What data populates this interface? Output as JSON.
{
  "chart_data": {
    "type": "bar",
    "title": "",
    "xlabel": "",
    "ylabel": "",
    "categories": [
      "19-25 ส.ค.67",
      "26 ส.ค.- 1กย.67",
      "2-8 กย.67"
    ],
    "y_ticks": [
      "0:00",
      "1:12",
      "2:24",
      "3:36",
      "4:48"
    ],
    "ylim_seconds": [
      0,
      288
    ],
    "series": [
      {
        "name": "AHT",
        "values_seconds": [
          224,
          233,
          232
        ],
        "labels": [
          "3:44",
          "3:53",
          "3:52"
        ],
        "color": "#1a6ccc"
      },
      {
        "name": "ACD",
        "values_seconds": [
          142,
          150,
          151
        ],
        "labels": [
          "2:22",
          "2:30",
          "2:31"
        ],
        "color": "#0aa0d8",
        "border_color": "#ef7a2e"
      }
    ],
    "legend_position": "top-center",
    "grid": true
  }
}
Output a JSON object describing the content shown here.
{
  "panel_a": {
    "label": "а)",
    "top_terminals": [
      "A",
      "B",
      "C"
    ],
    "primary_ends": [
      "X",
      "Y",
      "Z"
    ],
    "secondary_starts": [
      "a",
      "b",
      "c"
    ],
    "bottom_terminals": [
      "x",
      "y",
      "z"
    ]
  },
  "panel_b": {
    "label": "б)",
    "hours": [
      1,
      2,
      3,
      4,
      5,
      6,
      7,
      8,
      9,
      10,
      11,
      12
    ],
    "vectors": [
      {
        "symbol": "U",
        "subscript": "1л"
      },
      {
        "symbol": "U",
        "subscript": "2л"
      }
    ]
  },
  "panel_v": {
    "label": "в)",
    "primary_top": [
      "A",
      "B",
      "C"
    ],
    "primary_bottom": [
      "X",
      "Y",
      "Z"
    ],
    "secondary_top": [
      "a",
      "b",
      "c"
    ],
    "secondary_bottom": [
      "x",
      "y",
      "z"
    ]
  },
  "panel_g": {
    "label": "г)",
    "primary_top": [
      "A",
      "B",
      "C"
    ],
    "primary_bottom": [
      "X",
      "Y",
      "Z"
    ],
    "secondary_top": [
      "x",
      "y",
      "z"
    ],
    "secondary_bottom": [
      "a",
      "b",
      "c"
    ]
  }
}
* * * * *
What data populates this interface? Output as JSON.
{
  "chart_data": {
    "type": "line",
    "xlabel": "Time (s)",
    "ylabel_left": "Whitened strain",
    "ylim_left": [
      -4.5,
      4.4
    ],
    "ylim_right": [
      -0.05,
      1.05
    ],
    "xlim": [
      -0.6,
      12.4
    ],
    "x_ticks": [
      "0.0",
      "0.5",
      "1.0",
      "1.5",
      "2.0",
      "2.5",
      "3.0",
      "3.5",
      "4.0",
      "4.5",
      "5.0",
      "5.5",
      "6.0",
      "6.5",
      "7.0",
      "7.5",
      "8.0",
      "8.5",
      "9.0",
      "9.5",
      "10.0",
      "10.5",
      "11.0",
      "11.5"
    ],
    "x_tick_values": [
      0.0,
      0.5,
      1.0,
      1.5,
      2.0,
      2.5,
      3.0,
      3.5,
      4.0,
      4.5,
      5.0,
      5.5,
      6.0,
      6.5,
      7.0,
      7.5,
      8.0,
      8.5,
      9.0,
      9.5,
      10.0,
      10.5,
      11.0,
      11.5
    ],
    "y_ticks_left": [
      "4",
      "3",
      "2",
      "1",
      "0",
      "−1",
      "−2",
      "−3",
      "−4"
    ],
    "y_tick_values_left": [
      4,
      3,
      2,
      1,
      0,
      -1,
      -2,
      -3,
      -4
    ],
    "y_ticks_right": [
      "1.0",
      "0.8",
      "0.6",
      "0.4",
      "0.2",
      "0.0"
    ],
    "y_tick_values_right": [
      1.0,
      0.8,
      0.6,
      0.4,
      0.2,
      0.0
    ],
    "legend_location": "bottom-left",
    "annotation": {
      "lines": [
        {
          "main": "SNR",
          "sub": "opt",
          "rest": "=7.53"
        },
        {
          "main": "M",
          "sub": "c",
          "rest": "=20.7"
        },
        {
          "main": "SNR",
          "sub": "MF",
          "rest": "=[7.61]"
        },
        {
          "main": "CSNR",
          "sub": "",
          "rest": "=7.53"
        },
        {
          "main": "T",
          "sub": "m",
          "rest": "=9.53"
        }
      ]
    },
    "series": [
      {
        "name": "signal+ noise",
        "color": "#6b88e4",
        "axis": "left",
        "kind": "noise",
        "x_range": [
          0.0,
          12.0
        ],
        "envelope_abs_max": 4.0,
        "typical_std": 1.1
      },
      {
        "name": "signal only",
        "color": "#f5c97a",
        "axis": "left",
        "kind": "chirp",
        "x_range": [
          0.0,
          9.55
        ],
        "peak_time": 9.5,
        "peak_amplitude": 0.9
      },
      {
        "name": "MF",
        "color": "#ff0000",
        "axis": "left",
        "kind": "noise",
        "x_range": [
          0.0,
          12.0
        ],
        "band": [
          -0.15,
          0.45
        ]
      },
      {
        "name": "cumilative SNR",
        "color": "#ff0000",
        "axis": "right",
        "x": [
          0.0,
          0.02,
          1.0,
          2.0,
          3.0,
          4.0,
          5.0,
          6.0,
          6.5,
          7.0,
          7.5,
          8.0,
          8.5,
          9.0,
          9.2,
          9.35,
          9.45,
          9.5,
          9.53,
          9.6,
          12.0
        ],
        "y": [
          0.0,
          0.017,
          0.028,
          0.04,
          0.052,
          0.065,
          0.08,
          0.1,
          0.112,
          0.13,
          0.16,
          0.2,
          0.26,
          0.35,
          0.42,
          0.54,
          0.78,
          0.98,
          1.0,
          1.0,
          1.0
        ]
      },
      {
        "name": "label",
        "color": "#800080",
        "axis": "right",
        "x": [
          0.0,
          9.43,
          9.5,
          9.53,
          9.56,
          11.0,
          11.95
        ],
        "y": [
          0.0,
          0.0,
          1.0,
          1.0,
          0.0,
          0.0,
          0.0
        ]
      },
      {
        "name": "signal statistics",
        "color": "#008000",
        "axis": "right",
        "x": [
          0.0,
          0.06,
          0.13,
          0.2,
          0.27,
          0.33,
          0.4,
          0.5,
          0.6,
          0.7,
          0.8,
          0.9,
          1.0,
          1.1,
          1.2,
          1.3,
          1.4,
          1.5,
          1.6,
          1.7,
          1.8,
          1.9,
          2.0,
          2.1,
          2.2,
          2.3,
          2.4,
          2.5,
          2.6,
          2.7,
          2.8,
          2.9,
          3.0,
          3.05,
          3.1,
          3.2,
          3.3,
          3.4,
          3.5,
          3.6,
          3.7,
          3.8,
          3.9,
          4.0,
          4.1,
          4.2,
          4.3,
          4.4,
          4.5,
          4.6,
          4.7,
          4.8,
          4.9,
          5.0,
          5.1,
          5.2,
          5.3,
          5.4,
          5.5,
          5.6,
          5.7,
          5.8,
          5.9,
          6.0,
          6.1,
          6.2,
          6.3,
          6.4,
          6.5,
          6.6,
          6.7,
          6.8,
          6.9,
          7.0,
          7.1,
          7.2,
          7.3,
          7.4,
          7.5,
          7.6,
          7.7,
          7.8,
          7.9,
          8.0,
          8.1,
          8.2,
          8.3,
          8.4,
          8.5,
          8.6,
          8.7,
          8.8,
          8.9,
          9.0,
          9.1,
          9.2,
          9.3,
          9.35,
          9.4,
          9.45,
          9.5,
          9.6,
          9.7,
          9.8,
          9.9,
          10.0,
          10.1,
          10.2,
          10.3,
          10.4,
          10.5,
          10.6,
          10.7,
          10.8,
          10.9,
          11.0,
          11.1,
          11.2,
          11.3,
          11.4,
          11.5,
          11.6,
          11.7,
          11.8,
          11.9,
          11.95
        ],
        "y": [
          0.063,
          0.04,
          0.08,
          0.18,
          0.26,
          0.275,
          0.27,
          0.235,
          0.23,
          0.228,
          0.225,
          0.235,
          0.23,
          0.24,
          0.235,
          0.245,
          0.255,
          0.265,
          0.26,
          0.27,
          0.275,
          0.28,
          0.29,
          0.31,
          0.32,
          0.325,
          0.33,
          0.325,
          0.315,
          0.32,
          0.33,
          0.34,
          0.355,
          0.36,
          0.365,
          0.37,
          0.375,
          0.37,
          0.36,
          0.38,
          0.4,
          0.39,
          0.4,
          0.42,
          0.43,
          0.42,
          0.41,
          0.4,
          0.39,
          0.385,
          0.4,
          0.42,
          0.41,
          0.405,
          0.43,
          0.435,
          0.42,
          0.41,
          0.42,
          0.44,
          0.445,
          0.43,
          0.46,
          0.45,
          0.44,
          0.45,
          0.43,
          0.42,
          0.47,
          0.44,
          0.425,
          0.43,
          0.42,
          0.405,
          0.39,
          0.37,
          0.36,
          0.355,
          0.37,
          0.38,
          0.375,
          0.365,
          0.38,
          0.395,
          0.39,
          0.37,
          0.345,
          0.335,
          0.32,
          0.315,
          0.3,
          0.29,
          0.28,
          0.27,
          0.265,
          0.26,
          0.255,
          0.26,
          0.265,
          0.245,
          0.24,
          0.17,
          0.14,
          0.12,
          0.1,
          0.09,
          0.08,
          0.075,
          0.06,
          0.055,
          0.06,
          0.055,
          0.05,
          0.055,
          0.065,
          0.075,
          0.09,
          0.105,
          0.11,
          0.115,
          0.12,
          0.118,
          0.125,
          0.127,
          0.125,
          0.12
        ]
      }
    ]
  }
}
* * * * *
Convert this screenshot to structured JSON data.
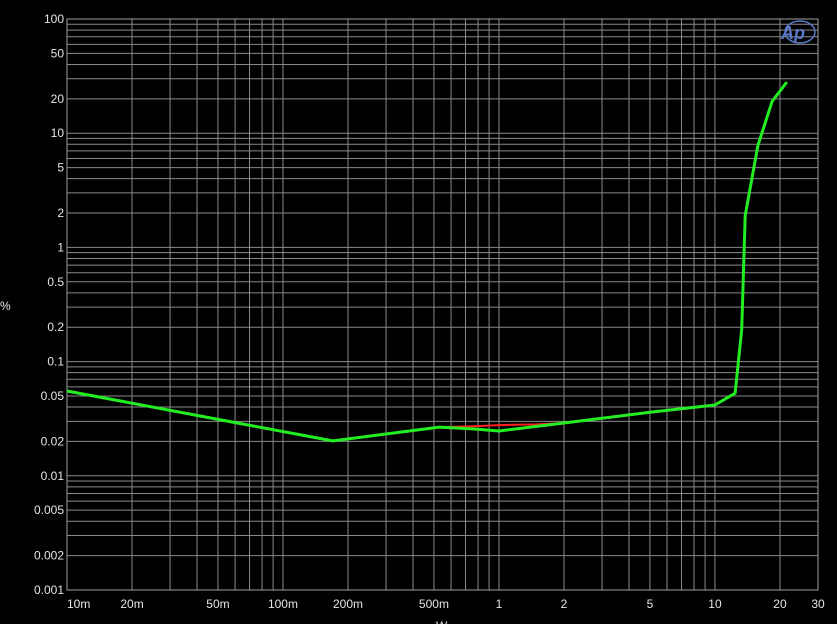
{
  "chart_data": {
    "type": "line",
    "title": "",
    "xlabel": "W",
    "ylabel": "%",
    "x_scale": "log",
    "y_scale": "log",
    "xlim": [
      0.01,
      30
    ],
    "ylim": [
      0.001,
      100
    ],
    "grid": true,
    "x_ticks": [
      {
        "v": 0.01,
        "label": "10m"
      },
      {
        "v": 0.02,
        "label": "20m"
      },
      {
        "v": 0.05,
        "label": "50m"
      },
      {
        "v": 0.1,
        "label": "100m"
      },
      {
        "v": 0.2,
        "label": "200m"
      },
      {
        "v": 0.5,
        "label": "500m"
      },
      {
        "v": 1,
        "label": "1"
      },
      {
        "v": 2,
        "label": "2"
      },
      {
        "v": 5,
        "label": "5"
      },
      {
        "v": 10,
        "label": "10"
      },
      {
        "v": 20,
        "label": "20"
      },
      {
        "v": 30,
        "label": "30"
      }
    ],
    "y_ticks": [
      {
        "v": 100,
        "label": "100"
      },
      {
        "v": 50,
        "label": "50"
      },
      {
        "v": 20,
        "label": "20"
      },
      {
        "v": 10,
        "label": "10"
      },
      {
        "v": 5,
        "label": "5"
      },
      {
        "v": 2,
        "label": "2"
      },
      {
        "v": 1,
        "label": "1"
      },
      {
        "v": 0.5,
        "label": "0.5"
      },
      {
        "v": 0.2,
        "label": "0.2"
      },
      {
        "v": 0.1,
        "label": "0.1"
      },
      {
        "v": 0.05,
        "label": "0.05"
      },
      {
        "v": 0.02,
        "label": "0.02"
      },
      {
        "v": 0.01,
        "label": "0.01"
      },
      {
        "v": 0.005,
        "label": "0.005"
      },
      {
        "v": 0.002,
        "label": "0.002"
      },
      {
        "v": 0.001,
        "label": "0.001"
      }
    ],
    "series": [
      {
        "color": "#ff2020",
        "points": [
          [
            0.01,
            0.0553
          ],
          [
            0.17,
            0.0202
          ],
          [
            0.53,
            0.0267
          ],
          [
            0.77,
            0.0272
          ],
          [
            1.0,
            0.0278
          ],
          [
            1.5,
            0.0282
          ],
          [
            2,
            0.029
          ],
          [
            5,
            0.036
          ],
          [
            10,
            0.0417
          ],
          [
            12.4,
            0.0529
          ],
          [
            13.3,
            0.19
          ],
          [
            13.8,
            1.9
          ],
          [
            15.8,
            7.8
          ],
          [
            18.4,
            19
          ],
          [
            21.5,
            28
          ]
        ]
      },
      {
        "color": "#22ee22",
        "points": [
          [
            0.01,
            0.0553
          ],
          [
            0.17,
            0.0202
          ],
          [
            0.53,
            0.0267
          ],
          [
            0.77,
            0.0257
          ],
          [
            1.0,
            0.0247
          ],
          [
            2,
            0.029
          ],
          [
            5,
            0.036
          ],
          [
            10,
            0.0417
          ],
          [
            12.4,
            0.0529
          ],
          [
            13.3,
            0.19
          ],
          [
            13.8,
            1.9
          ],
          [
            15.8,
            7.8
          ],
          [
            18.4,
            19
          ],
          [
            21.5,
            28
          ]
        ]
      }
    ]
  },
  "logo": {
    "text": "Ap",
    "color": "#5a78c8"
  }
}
* * * * *
▶ _WRITTEN EXERCISE_:
Look through the entries above and report each line where the string "main" occurs.

▶ _RESPONSE FOR THIS EXERCISE_:
          "main": "SNR",
          "main": "M",
          "main": "SNR",
          "main": "CSNR",
          "main": "T",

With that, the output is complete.